───── ENTRIES SUPPLIED ─────

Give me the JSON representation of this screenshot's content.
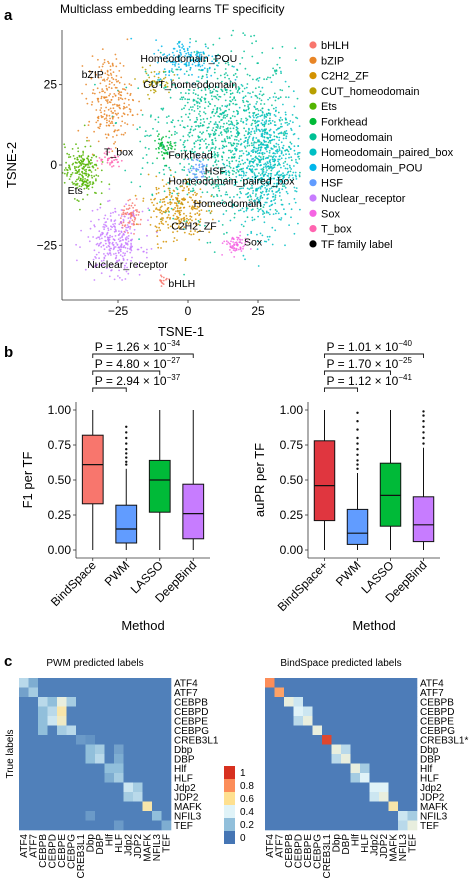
{
  "figure": {
    "title": "Multiclass embedding learns TF specificity"
  },
  "chart_data": [
    {
      "panel": "a",
      "type": "scatter",
      "xlabel": "TSNE-1",
      "ylabel": "TSNE-2",
      "xlim": [
        -45,
        40
      ],
      "ylim": [
        -42,
        42
      ],
      "xticks": [
        "−25",
        "0",
        "25"
      ],
      "yticks": [
        "25",
        "0",
        "−25"
      ],
      "xtick_values": [
        -25,
        0,
        25
      ],
      "ytick_values": [
        25,
        0,
        -25
      ],
      "legend_position": "right",
      "legend": [
        {
          "name": "bHLH",
          "color": "#f8766d"
        },
        {
          "name": "bZIP",
          "color": "#e88526"
        },
        {
          "name": "C2H2_ZF",
          "color": "#d39200"
        },
        {
          "name": "CUT_homeodomain",
          "color": "#b79f00"
        },
        {
          "name": "Ets",
          "color": "#53b400"
        },
        {
          "name": "Forkhead",
          "color": "#00ba38"
        },
        {
          "name": "Homeodomain",
          "color": "#00c094"
        },
        {
          "name": "Homeodomain_paired_box",
          "color": "#00bfc4"
        },
        {
          "name": "Homeodomain_POU",
          "color": "#00b6eb"
        },
        {
          "name": "HSF",
          "color": "#619cff"
        },
        {
          "name": "Nuclear_receptor",
          "color": "#c77cff"
        },
        {
          "name": "Sox",
          "color": "#f564e3"
        },
        {
          "name": "T_box",
          "color": "#ff64b0"
        },
        {
          "name": "TF family label",
          "color": "#000000"
        }
      ],
      "annotations": [
        {
          "text": "Homeodomain_POU",
          "x": -17,
          "y": 32
        },
        {
          "text": "bZIP",
          "x": -38,
          "y": 27
        },
        {
          "text": "CUT_homeodomain",
          "x": -16,
          "y": 24
        },
        {
          "text": "T_box",
          "x": -30,
          "y": 3
        },
        {
          "text": "Forkhead",
          "x": -7,
          "y": 2
        },
        {
          "text": "HSF",
          "x": 6,
          "y": -3
        },
        {
          "text": "Homeodomain_paired_box",
          "x": -7,
          "y": -6
        },
        {
          "text": "Ets",
          "x": -43,
          "y": -9
        },
        {
          "text": "Homeodomain",
          "x": 2,
          "y": -13
        },
        {
          "text": "C2H2_ZF",
          "x": -6,
          "y": -20
        },
        {
          "text": "Sox",
          "x": 20,
          "y": -25
        },
        {
          "text": "Nuclear_receptor",
          "x": -36,
          "y": -32
        },
        {
          "text": "bHLH",
          "x": -7,
          "y": -38
        }
      ],
      "clusters": [
        {
          "name": "Homeodomain",
          "color": "#00c094",
          "cx": 12,
          "cy": 10,
          "sx": 13,
          "sy": 13,
          "n": 1000
        },
        {
          "name": "Homeodomain_paired_box",
          "color": "#00bfc4",
          "cx": 28,
          "cy": 0,
          "sx": 6,
          "sy": 10,
          "n": 700
        },
        {
          "name": "Homeodomain_POU",
          "color": "#00b6eb",
          "cx": 0,
          "cy": 33,
          "sx": 6,
          "sy": 3,
          "n": 160
        },
        {
          "name": "CUT_homeodomain",
          "color": "#b79f00",
          "cx": -12,
          "cy": 26,
          "sx": 3,
          "sy": 2,
          "n": 50
        },
        {
          "name": "bZIP",
          "color": "#e88526",
          "cx": -28,
          "cy": 20,
          "sx": 4,
          "sy": 7,
          "n": 240
        },
        {
          "name": "Ets",
          "color": "#53b400",
          "cx": -38,
          "cy": -2,
          "sx": 3,
          "sy": 4,
          "n": 220
        },
        {
          "name": "T_box",
          "color": "#ff64b0",
          "cx": -28,
          "cy": 2,
          "sx": 2,
          "sy": 1.5,
          "n": 40
        },
        {
          "name": "Forkhead",
          "color": "#00ba38",
          "cx": -8,
          "cy": 6,
          "sx": 2,
          "sy": 2,
          "n": 60
        },
        {
          "name": "HSF",
          "color": "#619cff",
          "cx": 4,
          "cy": -1,
          "sx": 2,
          "sy": 2,
          "n": 50
        },
        {
          "name": "C2H2_ZF",
          "color": "#d39200",
          "cx": -4,
          "cy": -14,
          "sx": 5,
          "sy": 5,
          "n": 260
        },
        {
          "name": "bHLH",
          "color": "#f8766d",
          "cx": -20,
          "cy": -16,
          "sx": 2,
          "sy": 2,
          "n": 70
        },
        {
          "name": "Nuclear_receptor",
          "color": "#c77cff",
          "cx": -26,
          "cy": -24,
          "sx": 5,
          "sy": 5,
          "n": 300
        },
        {
          "name": "Sox",
          "color": "#f564e3",
          "cx": 17,
          "cy": -25,
          "sx": 2,
          "sy": 1.5,
          "n": 70
        },
        {
          "name": "bHLH",
          "color": "#f8766d",
          "cx": -9,
          "cy": -36,
          "sx": 1,
          "sy": 1,
          "n": 15
        }
      ]
    },
    {
      "panel": "b-left",
      "type": "box",
      "xlabel": "Method",
      "ylabel": "F1 per TF",
      "ylim": [
        0,
        1
      ],
      "yticks": [
        "0.00",
        "0.25",
        "0.50",
        "0.75",
        "1.00"
      ],
      "ytick_values": [
        0,
        0.25,
        0.5,
        0.75,
        1.0
      ],
      "categories": [
        "BindSpace",
        "PWM",
        "LASSO",
        "DeepBind"
      ],
      "colors": [
        "#f8766d",
        "#619cff",
        "#00ba38",
        "#c77cff"
      ],
      "boxes": [
        {
          "low": 0.0,
          "q1": 0.33,
          "median": 0.61,
          "q3": 0.82,
          "high": 1.0,
          "outliers": []
        },
        {
          "low": 0.0,
          "q1": 0.05,
          "median": 0.15,
          "q3": 0.32,
          "high": 0.58,
          "outliers": [
            0.61,
            0.63,
            0.66,
            0.69,
            0.72,
            0.76,
            0.8,
            0.84,
            0.88
          ]
        },
        {
          "low": 0.0,
          "q1": 0.27,
          "median": 0.5,
          "q3": 0.64,
          "high": 1.0,
          "outliers": []
        },
        {
          "low": 0.0,
          "q1": 0.08,
          "median": 0.26,
          "q3": 0.47,
          "high": 1.0,
          "outliers": []
        }
      ],
      "comparisons": [
        {
          "from": 0,
          "to": 1,
          "p_text": "P = 2.94 × 10",
          "exp": "−37"
        },
        {
          "from": 0,
          "to": 2,
          "p_text": "P = 4.80 × 10",
          "exp": "−27"
        },
        {
          "from": 0,
          "to": 3,
          "p_text": "P = 1.26 × 10",
          "exp": "−34"
        }
      ]
    },
    {
      "panel": "b-right",
      "type": "box",
      "xlabel": "Method",
      "ylabel": "auPR per TF",
      "ylim": [
        0,
        1
      ],
      "yticks": [
        "0.00",
        "0.25",
        "0.50",
        "0.75",
        "1.00"
      ],
      "ytick_values": [
        0,
        0.25,
        0.5,
        0.75,
        1.0
      ],
      "categories": [
        "BindSpace+",
        "PWM",
        "LASSO",
        "DeepBind"
      ],
      "colors": [
        "#e0363f",
        "#619cff",
        "#00ba38",
        "#c77cff"
      ],
      "boxes": [
        {
          "low": 0.0,
          "q1": 0.21,
          "median": 0.46,
          "q3": 0.78,
          "high": 1.0,
          "outliers": []
        },
        {
          "low": 0.0,
          "q1": 0.04,
          "median": 0.12,
          "q3": 0.29,
          "high": 0.55,
          "outliers": [
            0.58,
            0.61,
            0.64,
            0.68,
            0.72,
            0.76,
            0.8,
            0.86,
            0.92,
            0.98
          ]
        },
        {
          "low": 0.0,
          "q1": 0.17,
          "median": 0.39,
          "q3": 0.62,
          "high": 1.0,
          "outliers": []
        },
        {
          "low": 0.0,
          "q1": 0.06,
          "median": 0.18,
          "q3": 0.38,
          "high": 0.73,
          "outliers": [
            0.76,
            0.8,
            0.84,
            0.88,
            0.92,
            0.96,
            0.99
          ]
        }
      ],
      "comparisons": [
        {
          "from": 0,
          "to": 1,
          "p_text": "P = 1.12 × 10",
          "exp": "−41"
        },
        {
          "from": 0,
          "to": 2,
          "p_text": "P = 1.70 × 10",
          "exp": "−25"
        },
        {
          "from": 0,
          "to": 3,
          "p_text": "P = 1.01 × 10",
          "exp": "−40"
        }
      ]
    },
    {
      "panel": "c-left",
      "type": "heatmap",
      "title": "PWM predicted labels",
      "ylabel": "True labels",
      "labels": [
        "ATF4",
        "ATF7",
        "CEBPB",
        "CEBPD",
        "CEBPE",
        "CEBPG",
        "CREB3L1",
        "Dbp",
        "DBP",
        "Hlf",
        "HLF",
        "Jdp2",
        "JDP2",
        "MAFK",
        "NFIL3",
        "TEF"
      ],
      "row_order": "top-to-bottom",
      "strong_cells": [
        {
          "r": 0,
          "c": 0,
          "v": 0.3
        },
        {
          "r": 0,
          "c": 1,
          "v": 0.15
        },
        {
          "r": 1,
          "c": 1,
          "v": 0.25
        },
        {
          "r": 1,
          "c": 0,
          "v": 0.12
        },
        {
          "r": 2,
          "c": 2,
          "v": 0.3
        },
        {
          "r": 2,
          "c": 4,
          "v": 0.45
        },
        {
          "r": 2,
          "c": 3,
          "v": 0.2
        },
        {
          "r": 2,
          "c": 5,
          "v": 0.25
        },
        {
          "r": 3,
          "c": 3,
          "v": 0.3
        },
        {
          "r": 3,
          "c": 4,
          "v": 0.55
        },
        {
          "r": 3,
          "c": 2,
          "v": 0.2
        },
        {
          "r": 4,
          "c": 4,
          "v": 0.5
        },
        {
          "r": 4,
          "c": 3,
          "v": 0.35
        },
        {
          "r": 4,
          "c": 2,
          "v": 0.2
        },
        {
          "r": 5,
          "c": 5,
          "v": 0.3
        },
        {
          "r": 5,
          "c": 2,
          "v": 0.2
        },
        {
          "r": 5,
          "c": 4,
          "v": 0.25
        },
        {
          "r": 6,
          "c": 6,
          "v": 0.1
        },
        {
          "r": 6,
          "c": 7,
          "v": 0.08
        },
        {
          "r": 7,
          "c": 7,
          "v": 0.2
        },
        {
          "r": 7,
          "c": 8,
          "v": 0.25
        },
        {
          "r": 7,
          "c": 10,
          "v": 0.12
        },
        {
          "r": 8,
          "c": 8,
          "v": 0.3
        },
        {
          "r": 8,
          "c": 7,
          "v": 0.2
        },
        {
          "r": 8,
          "c": 10,
          "v": 0.15
        },
        {
          "r": 9,
          "c": 9,
          "v": 0.2
        },
        {
          "r": 9,
          "c": 10,
          "v": 0.2
        },
        {
          "r": 10,
          "c": 10,
          "v": 0.25
        },
        {
          "r": 10,
          "c": 9,
          "v": 0.15
        },
        {
          "r": 11,
          "c": 11,
          "v": 0.35
        },
        {
          "r": 11,
          "c": 12,
          "v": 0.25
        },
        {
          "r": 12,
          "c": 12,
          "v": 0.3
        },
        {
          "r": 12,
          "c": 11,
          "v": 0.25
        },
        {
          "r": 13,
          "c": 13,
          "v": 0.55
        },
        {
          "r": 14,
          "c": 14,
          "v": 0.2
        },
        {
          "r": 14,
          "c": 7,
          "v": 0.1
        },
        {
          "r": 15,
          "c": 15,
          "v": 0.15
        },
        {
          "r": 15,
          "c": 10,
          "v": 0.1
        }
      ],
      "baseline": 0.03
    },
    {
      "panel": "c-right",
      "type": "heatmap",
      "title": "BindSpace predicted labels",
      "labels": [
        "ATF4",
        "ATF7",
        "CEBPB",
        "CEBPD",
        "CEBPE",
        "CEBPG",
        "CREB3L1",
        "Dbp",
        "DBP",
        "Hlf",
        "HLF",
        "Jdp2",
        "JDP2",
        "MAFK",
        "NFIL3",
        "TEF"
      ],
      "row_labels": [
        "ATF4",
        "ATF7",
        "CEBPB",
        "CEBPD",
        "CEBPE",
        "CEBPG",
        "CREB3L1*",
        "Dbp",
        "DBP",
        "Hlf",
        "HLF",
        "Jdp2",
        "JDP2",
        "MAFK",
        "NFIL3",
        "TEF"
      ],
      "strong_cells": [
        {
          "r": 0,
          "c": 0,
          "v": 0.8
        },
        {
          "r": 1,
          "c": 1,
          "v": 0.75
        },
        {
          "r": 2,
          "c": 2,
          "v": 0.45
        },
        {
          "r": 2,
          "c": 3,
          "v": 0.35
        },
        {
          "r": 3,
          "c": 3,
          "v": 0.4
        },
        {
          "r": 3,
          "c": 4,
          "v": 0.35
        },
        {
          "r": 4,
          "c": 4,
          "v": 0.45
        },
        {
          "r": 4,
          "c": 3,
          "v": 0.3
        },
        {
          "r": 5,
          "c": 5,
          "v": 0.45
        },
        {
          "r": 6,
          "c": 6,
          "v": 0.95
        },
        {
          "r": 7,
          "c": 7,
          "v": 0.45
        },
        {
          "r": 7,
          "c": 8,
          "v": 0.3
        },
        {
          "r": 8,
          "c": 8,
          "v": 0.45
        },
        {
          "r": 8,
          "c": 7,
          "v": 0.3
        },
        {
          "r": 9,
          "c": 9,
          "v": 0.45
        },
        {
          "r": 9,
          "c": 10,
          "v": 0.25
        },
        {
          "r": 10,
          "c": 10,
          "v": 0.4
        },
        {
          "r": 10,
          "c": 9,
          "v": 0.25
        },
        {
          "r": 11,
          "c": 11,
          "v": 0.4
        },
        {
          "r": 11,
          "c": 12,
          "v": 0.4
        },
        {
          "r": 12,
          "c": 12,
          "v": 0.45
        },
        {
          "r": 12,
          "c": 11,
          "v": 0.35
        },
        {
          "r": 13,
          "c": 13,
          "v": 0.55
        },
        {
          "r": 14,
          "c": 14,
          "v": 0.35
        },
        {
          "r": 14,
          "c": 15,
          "v": 0.25
        },
        {
          "r": 15,
          "c": 15,
          "v": 0.45
        },
        {
          "r": 15,
          "c": 14,
          "v": 0.3
        }
      ],
      "baseline": 0.02
    }
  ],
  "colorbar": {
    "ticks": [
      "1",
      "0.8",
      "0.6",
      "0.4",
      "0.2",
      "0"
    ],
    "tick_values": [
      1,
      0.8,
      0.6,
      0.4,
      0.2,
      0
    ],
    "colors": [
      "#d7301f",
      "#fc8d59",
      "#fee090",
      "#e0f3f8",
      "#91bfdb",
      "#4575b4"
    ]
  },
  "panel_letters": {
    "a": "a",
    "b": "b",
    "c": "c"
  }
}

─────

THE PROBLEM:
How many lines in these entries contain the string "median"? State the number and nothing more.

OUTPUT FOR THIS TASK:
8